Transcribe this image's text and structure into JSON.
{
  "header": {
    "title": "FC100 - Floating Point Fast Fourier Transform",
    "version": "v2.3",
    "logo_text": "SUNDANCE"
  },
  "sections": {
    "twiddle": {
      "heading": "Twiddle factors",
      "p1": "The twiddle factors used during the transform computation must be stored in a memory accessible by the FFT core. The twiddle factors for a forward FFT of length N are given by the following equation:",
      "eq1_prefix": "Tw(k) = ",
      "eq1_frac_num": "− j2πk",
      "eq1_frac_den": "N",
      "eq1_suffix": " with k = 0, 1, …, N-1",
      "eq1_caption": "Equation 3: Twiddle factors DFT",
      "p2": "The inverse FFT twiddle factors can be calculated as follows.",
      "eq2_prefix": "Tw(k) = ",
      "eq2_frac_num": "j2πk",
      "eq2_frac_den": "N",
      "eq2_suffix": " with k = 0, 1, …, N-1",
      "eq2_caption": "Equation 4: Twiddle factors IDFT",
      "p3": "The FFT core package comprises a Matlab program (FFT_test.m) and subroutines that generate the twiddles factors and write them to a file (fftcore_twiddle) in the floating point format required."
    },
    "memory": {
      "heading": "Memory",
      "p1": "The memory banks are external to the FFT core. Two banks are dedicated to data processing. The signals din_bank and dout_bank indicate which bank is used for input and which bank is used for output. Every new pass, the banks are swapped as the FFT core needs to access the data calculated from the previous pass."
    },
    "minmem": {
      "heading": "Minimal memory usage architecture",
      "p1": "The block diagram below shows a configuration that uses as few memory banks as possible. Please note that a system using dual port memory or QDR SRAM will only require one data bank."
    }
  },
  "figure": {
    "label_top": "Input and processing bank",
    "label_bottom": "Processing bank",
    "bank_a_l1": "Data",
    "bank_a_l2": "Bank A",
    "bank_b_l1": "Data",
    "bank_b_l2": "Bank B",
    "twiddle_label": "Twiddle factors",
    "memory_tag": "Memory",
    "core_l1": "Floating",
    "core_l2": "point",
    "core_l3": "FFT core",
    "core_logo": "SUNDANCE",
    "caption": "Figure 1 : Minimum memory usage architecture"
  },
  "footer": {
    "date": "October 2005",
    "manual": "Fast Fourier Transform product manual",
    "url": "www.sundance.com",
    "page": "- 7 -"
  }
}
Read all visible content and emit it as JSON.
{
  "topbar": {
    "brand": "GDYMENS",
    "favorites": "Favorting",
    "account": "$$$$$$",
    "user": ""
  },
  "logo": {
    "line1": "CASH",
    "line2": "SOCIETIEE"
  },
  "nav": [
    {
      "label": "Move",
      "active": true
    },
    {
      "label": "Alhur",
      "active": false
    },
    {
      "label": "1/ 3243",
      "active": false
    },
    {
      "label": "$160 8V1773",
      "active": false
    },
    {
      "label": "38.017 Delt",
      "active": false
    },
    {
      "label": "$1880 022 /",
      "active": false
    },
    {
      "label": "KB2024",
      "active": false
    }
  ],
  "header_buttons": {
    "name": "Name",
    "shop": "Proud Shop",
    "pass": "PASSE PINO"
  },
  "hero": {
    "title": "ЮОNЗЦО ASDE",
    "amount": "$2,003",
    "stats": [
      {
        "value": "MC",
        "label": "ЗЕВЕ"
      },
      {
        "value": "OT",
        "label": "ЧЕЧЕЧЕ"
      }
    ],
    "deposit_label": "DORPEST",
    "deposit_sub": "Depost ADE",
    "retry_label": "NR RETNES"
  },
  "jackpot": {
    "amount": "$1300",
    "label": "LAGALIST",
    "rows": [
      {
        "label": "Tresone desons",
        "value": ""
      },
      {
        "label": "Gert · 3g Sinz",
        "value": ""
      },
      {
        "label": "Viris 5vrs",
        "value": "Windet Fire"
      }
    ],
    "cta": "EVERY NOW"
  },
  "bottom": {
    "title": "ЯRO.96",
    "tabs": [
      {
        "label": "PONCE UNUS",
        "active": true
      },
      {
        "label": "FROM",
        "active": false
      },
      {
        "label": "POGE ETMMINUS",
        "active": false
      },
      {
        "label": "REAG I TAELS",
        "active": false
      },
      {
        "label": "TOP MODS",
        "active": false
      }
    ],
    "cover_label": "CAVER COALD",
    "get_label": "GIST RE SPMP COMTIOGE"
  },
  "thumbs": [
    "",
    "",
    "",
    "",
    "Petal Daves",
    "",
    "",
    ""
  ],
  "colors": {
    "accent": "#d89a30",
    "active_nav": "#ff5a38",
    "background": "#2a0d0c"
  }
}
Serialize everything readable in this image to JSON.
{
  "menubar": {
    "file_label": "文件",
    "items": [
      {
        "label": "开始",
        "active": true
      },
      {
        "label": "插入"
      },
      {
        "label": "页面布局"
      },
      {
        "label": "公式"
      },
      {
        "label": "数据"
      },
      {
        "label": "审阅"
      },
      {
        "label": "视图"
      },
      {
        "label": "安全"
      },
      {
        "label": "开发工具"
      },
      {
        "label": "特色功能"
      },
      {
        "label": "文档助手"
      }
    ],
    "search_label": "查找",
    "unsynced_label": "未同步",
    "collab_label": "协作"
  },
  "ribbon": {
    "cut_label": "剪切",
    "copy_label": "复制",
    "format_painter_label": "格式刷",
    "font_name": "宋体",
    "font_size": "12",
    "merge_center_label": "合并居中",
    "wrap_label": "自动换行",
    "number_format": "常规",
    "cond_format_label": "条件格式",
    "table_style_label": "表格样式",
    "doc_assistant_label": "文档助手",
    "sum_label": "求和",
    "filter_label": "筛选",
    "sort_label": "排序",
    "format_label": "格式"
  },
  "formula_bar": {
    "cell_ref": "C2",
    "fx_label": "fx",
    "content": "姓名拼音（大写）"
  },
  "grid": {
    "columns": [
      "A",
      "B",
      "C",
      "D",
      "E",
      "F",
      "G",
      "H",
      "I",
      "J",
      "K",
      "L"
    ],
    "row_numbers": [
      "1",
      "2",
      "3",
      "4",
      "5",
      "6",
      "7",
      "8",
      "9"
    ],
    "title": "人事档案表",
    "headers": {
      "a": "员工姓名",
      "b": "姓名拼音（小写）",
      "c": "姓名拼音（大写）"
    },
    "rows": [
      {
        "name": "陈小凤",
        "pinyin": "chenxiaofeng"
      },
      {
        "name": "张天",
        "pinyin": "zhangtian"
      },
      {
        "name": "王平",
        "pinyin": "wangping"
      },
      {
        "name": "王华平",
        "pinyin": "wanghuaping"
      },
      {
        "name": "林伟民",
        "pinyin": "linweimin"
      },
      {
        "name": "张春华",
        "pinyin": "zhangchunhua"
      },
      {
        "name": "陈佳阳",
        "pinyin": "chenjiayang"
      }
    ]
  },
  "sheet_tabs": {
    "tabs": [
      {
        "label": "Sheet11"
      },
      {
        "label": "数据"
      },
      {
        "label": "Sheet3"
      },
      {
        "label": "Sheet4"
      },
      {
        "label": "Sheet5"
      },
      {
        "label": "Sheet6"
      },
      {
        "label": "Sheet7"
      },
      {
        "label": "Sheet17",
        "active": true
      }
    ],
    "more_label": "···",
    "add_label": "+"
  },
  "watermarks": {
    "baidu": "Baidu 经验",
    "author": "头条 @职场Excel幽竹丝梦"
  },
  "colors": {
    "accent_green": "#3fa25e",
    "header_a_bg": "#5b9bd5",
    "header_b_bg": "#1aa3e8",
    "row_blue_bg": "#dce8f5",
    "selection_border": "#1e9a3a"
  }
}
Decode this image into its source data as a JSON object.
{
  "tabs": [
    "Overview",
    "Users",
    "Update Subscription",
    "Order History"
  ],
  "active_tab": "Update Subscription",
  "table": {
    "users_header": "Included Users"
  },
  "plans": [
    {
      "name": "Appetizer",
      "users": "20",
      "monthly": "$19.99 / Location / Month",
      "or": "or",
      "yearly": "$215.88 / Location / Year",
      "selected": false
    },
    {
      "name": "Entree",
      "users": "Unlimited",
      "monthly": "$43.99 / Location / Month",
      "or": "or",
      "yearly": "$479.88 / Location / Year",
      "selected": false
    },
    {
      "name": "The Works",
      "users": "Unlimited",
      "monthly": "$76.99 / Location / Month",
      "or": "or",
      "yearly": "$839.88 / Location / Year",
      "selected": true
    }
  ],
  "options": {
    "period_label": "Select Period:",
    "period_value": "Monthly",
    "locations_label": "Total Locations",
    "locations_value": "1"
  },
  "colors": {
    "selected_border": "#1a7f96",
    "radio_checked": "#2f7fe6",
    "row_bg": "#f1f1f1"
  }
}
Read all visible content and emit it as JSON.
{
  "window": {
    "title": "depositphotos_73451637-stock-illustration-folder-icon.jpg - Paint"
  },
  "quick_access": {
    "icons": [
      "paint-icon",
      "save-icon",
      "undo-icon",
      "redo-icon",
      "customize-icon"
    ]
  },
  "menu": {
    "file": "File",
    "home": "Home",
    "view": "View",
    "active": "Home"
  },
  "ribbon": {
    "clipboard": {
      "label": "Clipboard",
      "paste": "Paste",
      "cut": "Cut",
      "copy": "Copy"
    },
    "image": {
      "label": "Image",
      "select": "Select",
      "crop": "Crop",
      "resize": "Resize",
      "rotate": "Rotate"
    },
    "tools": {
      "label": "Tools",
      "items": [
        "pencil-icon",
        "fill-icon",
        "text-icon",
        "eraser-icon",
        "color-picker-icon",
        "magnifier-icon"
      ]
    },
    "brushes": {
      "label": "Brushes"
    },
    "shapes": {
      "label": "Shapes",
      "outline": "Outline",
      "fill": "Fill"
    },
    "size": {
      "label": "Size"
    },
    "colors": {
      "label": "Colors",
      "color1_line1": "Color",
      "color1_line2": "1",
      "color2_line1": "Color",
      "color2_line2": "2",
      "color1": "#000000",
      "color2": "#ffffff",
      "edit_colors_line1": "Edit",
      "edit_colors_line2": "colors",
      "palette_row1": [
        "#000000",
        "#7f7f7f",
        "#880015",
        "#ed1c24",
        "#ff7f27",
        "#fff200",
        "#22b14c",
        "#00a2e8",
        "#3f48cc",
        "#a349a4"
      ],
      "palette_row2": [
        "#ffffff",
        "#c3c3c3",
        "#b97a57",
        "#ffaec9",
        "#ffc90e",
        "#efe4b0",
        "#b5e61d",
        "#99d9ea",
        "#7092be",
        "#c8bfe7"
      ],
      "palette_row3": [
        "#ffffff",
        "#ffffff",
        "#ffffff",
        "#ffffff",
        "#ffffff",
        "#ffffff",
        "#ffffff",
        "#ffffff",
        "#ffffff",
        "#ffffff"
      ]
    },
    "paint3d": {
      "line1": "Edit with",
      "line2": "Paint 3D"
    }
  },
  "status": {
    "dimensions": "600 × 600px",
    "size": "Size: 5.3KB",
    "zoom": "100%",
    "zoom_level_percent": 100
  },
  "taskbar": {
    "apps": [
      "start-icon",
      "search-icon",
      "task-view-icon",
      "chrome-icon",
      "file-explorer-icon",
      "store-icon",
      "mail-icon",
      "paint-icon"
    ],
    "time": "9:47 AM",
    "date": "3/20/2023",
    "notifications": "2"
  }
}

============================================================

Problem details :: Show all lines in the entries above where the string "calculated" appears.

Solution for this task ::
      "p2": "The inverse FFT twiddle factors can be calculated as follows.",
      "p1": "The memory banks are external to the FFT core. Two banks are dedicated to data processing. The signals din_bank and dout_bank indicate which bank is used for input and which bank is used for output. Every new pass, the banks are swapped as the FFT core needs to access the data calculated from the previous pass."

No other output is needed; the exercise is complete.